Each line of the material below that holds the word "start" needs to be copied.

====== Dataset rows ======

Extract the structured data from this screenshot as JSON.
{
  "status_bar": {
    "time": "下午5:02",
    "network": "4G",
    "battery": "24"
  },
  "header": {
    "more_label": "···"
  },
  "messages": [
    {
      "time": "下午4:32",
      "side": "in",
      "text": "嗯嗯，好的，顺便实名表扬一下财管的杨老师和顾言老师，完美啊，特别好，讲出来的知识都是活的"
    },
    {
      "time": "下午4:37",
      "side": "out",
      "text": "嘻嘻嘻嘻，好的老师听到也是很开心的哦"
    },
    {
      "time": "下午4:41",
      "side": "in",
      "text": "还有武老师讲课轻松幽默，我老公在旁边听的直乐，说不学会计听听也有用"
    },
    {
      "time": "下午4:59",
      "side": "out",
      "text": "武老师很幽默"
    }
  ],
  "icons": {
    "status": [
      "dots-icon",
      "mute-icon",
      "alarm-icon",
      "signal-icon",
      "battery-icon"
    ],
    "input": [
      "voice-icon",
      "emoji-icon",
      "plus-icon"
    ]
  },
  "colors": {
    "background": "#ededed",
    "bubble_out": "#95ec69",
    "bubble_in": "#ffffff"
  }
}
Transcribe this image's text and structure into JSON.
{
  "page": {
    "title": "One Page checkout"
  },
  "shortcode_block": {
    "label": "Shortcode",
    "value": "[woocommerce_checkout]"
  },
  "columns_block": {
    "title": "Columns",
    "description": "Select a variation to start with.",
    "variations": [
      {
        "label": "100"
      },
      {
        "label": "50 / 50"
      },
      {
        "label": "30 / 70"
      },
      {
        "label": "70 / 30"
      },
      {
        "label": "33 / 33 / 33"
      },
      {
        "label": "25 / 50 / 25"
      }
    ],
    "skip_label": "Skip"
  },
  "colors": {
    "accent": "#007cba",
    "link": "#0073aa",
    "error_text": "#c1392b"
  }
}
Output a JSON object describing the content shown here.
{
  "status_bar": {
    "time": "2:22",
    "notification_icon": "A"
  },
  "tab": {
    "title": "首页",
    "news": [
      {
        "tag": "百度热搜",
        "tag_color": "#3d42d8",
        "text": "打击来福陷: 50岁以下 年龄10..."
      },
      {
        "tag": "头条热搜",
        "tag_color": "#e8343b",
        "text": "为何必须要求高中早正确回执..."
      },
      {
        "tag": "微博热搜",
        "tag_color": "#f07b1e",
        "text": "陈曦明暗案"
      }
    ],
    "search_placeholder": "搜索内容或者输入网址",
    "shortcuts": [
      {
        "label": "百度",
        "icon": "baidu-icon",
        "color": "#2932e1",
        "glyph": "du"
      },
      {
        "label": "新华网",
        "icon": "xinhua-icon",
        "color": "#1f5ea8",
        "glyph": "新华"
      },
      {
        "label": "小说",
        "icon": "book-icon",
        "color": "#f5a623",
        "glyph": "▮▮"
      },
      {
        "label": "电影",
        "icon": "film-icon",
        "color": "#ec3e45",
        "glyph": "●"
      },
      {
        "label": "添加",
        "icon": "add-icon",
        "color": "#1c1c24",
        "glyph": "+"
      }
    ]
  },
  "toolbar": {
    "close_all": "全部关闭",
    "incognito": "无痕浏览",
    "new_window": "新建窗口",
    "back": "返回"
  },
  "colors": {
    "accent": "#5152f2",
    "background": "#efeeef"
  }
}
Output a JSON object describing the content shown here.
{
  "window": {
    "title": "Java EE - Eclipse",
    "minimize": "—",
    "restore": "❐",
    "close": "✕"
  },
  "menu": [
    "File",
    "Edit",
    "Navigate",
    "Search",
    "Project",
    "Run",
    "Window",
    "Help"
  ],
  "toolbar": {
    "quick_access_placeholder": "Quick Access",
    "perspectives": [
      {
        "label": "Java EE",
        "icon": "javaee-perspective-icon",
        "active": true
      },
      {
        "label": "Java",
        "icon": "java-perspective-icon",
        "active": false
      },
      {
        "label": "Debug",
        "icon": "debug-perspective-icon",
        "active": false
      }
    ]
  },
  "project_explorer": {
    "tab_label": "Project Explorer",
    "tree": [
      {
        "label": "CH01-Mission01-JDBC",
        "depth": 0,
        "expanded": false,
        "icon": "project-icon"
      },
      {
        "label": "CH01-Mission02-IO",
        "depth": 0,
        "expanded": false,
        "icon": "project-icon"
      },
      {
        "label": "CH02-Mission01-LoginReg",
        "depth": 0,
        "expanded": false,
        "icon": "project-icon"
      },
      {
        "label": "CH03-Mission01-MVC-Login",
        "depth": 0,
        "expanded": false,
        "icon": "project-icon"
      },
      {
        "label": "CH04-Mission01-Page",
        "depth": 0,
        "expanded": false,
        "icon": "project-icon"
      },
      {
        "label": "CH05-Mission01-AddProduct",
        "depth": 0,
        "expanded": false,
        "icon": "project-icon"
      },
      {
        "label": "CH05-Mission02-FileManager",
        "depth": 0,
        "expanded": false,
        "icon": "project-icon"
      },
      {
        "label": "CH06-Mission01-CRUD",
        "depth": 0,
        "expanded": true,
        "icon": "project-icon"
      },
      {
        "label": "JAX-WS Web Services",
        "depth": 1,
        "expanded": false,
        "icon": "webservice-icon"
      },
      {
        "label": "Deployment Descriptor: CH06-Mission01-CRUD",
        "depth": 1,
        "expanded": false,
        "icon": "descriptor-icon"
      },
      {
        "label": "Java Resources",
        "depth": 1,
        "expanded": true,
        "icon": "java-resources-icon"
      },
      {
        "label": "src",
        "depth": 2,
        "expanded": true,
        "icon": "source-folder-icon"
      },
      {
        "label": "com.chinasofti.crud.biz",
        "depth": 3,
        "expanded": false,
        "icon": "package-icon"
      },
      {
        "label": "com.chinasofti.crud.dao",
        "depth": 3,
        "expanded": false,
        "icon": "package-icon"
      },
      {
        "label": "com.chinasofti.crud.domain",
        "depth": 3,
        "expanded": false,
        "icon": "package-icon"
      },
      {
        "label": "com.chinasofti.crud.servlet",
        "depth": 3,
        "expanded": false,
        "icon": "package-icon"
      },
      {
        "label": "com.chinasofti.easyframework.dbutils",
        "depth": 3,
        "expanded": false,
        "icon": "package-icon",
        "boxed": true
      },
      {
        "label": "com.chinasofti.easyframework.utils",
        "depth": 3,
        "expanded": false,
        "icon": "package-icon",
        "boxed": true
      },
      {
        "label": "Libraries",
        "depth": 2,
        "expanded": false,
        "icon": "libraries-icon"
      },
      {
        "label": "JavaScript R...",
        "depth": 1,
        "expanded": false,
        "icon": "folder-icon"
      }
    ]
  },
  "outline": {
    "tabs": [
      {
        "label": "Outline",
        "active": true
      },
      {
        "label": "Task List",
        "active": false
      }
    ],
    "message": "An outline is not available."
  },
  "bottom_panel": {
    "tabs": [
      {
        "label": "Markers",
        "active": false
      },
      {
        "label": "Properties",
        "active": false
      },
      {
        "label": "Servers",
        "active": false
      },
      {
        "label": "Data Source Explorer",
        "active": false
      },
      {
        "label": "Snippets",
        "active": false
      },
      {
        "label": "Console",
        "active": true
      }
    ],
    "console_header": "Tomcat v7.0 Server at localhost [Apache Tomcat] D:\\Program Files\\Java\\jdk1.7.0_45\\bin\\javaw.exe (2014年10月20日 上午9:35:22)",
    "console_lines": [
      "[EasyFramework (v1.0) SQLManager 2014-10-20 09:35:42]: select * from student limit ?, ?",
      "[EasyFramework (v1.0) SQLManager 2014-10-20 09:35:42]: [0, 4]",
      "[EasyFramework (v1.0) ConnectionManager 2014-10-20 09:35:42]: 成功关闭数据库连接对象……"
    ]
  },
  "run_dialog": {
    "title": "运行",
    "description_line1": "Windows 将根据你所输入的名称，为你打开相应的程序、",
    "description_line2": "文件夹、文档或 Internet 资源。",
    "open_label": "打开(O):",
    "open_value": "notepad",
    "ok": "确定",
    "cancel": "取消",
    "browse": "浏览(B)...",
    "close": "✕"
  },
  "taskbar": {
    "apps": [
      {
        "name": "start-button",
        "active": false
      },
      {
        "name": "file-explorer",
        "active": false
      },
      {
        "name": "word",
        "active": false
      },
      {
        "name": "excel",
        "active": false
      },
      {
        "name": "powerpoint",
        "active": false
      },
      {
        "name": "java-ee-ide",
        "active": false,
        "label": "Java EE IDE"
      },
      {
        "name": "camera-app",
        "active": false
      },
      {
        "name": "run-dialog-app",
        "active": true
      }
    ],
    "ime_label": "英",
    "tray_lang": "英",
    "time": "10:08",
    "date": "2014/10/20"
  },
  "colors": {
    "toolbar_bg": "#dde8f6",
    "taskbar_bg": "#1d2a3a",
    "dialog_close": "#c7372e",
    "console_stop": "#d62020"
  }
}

======

Problem solution –
    "description": "Select a variation to start with.",
        "name": "start-button",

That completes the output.